THE EXERCISE » Pick out every line with the word "Cohort" and copy it.
** Start **
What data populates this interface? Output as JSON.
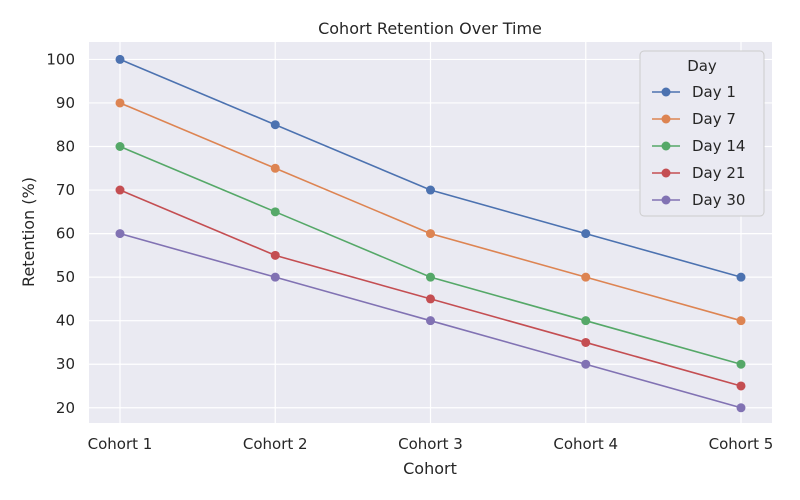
{
  "chart_data": {
    "type": "line",
    "title": "Cohort Retention Over Time",
    "xlabel": "Cohort",
    "ylabel": "Retention (%)",
    "categories": [
      "Cohort 1",
      "Cohort 2",
      "Cohort 3",
      "Cohort 4",
      "Cohort 5"
    ],
    "ylim": [
      16.5,
      104
    ],
    "yticks": [
      20,
      30,
      40,
      50,
      60,
      70,
      80,
      90,
      100
    ],
    "grid": true,
    "legend": {
      "title": "Day",
      "position": "top-right"
    },
    "background": "#eaeaf2",
    "series": [
      {
        "name": "Day 1",
        "color": "#4c72b0",
        "values": [
          100,
          85,
          70,
          60,
          50
        ]
      },
      {
        "name": "Day 7",
        "color": "#dd8452",
        "values": [
          90,
          75,
          60,
          50,
          40
        ]
      },
      {
        "name": "Day 14",
        "color": "#55a868",
        "values": [
          80,
          65,
          50,
          40,
          30
        ]
      },
      {
        "name": "Day 21",
        "color": "#c44e52",
        "values": [
          70,
          55,
          45,
          35,
          25
        ]
      },
      {
        "name": "Day 30",
        "color": "#8172b3",
        "values": [
          60,
          50,
          40,
          30,
          20
        ]
      }
    ]
  }
}
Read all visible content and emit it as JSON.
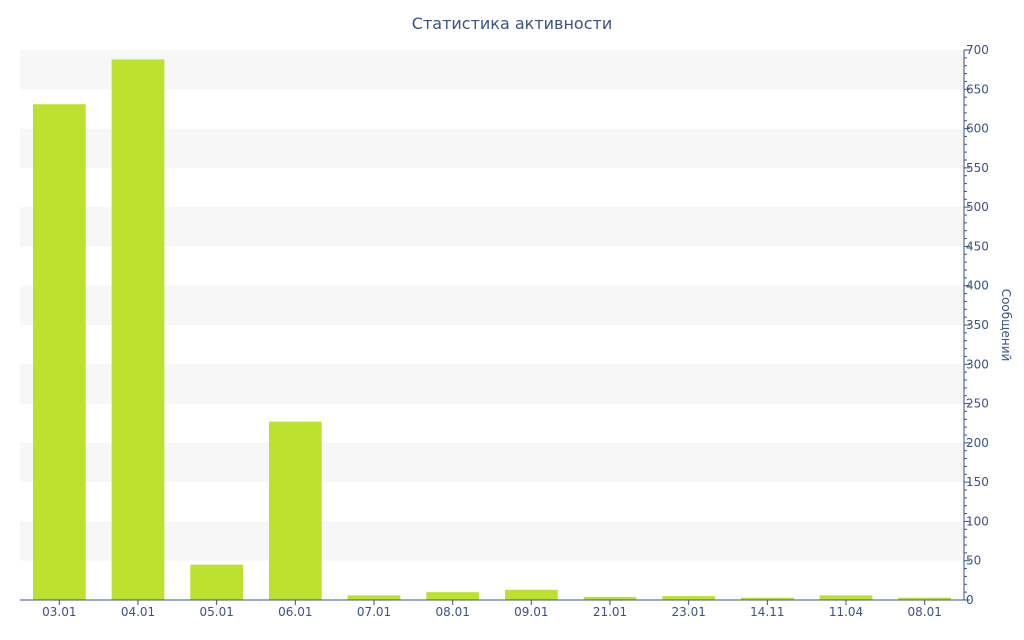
{
  "chart_data": {
    "type": "bar",
    "title": "Статистика активности",
    "xlabel": "",
    "ylabel": "Сообщений",
    "categories": [
      "03.01",
      "04.01",
      "05.01",
      "06.01",
      "07.01",
      "08.01",
      "09.01",
      "21.01",
      "23.01",
      "14.11",
      "11.04",
      "08.01"
    ],
    "values": [
      631,
      688,
      45,
      227,
      6,
      10,
      13,
      4,
      5,
      3,
      6,
      3
    ],
    "ylim": [
      0,
      700
    ],
    "yticks": [
      "0",
      "50",
      "100",
      "150",
      "200",
      "250",
      "300",
      "350",
      "400",
      "450",
      "500",
      "550",
      "600",
      "650",
      "700"
    ],
    "y_axis_position": "right",
    "grid": "alternating horizontal bands",
    "legend": "none",
    "colors": {
      "bar": "#bce22f",
      "axis": "#3a5383",
      "band": "#f7f7f7"
    }
  }
}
** End **
ANSWER »
    "title": "Cohort Retention Over Time",
    "xlabel": "Cohort",
      "Cohort 1",
      "Cohort 2",
      "Cohort 3",
      "Cohort 4",
      "Cohort 5"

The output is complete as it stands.